◆ **Task goal**
Reproduce this listing in full.

---------- Records supplied ----------

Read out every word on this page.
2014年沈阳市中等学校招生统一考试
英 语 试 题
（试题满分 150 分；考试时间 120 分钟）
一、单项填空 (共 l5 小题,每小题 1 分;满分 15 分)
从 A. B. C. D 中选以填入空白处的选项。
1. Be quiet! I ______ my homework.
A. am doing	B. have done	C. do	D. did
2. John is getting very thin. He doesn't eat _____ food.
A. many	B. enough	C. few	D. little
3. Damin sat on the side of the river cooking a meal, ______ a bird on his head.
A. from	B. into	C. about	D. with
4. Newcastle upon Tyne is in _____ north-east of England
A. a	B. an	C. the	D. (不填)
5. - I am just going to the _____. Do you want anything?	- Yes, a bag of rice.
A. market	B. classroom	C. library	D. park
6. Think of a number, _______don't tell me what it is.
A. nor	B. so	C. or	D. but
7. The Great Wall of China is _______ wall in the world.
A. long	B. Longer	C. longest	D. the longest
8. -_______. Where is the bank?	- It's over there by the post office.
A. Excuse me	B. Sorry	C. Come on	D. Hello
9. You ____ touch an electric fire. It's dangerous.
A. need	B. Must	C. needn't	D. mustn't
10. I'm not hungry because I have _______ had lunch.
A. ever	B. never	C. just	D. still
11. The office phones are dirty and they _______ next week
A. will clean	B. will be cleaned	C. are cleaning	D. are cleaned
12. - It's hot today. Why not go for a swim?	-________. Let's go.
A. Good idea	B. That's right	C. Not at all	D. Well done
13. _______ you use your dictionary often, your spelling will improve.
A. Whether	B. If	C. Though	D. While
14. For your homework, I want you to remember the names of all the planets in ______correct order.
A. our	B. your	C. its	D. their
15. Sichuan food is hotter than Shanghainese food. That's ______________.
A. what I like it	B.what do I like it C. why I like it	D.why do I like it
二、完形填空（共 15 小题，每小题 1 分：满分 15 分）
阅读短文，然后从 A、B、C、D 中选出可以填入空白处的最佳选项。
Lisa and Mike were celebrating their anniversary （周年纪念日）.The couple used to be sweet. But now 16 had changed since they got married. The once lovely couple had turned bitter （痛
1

----------

◆ **Reply to the task**
Read out every word on this page.
2014年沈阳市中等学校招生统一考试
英 语 试 题
（试题满分 150 分；考试时间 120 分钟）
一、单项填空 (共 l5 小题,每小题 1 分;满分 15 分)
从 A. B. C. D 中选以填入空白处的选项。
1. Be quiet! I ______ my homework.
A. am doing	B. have done	C. do	D. did
2. John is getting very thin. He doesn't eat _____ food.
A. many	B. enough	C. few	D. little
3. Damin sat on the side of the river cooking a meal, ______ a bird on his head.
A. from	B. into	C. about	D. with
4. Newcastle upon Tyne is in _____ north-east of England
A. a	B. an	C. the	D. (不填)
5. - I am just going to the _____. Do you want anything?	- Yes, a bag of rice.
A. market	B. classroom	C. library	D. park
6. Think of a number, _______don't tell me what it is.
A. nor	B. so	C. or	D. but
7. The Great Wall of China is _______ wall in the world.
A. long	B. Longer	C. longest	D. the longest
8. -_______. Where is the bank?	- It's over there by the post office.
A. Excuse me	B. Sorry	C. Come on	D. Hello
9. You ____ touch an electric fire. It's dangerous.
A. need	B. Must	C. needn't	D. mustn't
10. I'm not hungry because I have _______ had lunch.
A. ever	B. never	C. just	D. still
11. The office phones are dirty and they _______ next week
A. will clean	B. will be cleaned	C. are cleaning	D. are cleaned
12. - It's hot today. Why not go for a swim?	-________. Let's go.
A. Good idea	B. That's right	C. Not at all	D. Well done
13. _______ you use your dictionary often, your spelling will improve.
A. Whether	B. If	C. Though	D. While
14. For your homework, I want you to remember the names of all the planets in ______correct order.
A. our	B. your	C. its	D. their
15. Sichuan food is hotter than Shanghainese food. That's ______________.
A. what I like it	B.what do I like it C. why I like it	D.why do I like it
二、完形填空（共 15 小题，每小题 1 分：满分 15 分）
阅读短文，然后从 A、B、C、D 中选出可以填入空白处的最佳选项。
Lisa and Mike were celebrating their anniversary （周年纪念日）.The couple used to be sweet. But now 16 had changed since they got married. The once lovely couple had turned bitter （痛
1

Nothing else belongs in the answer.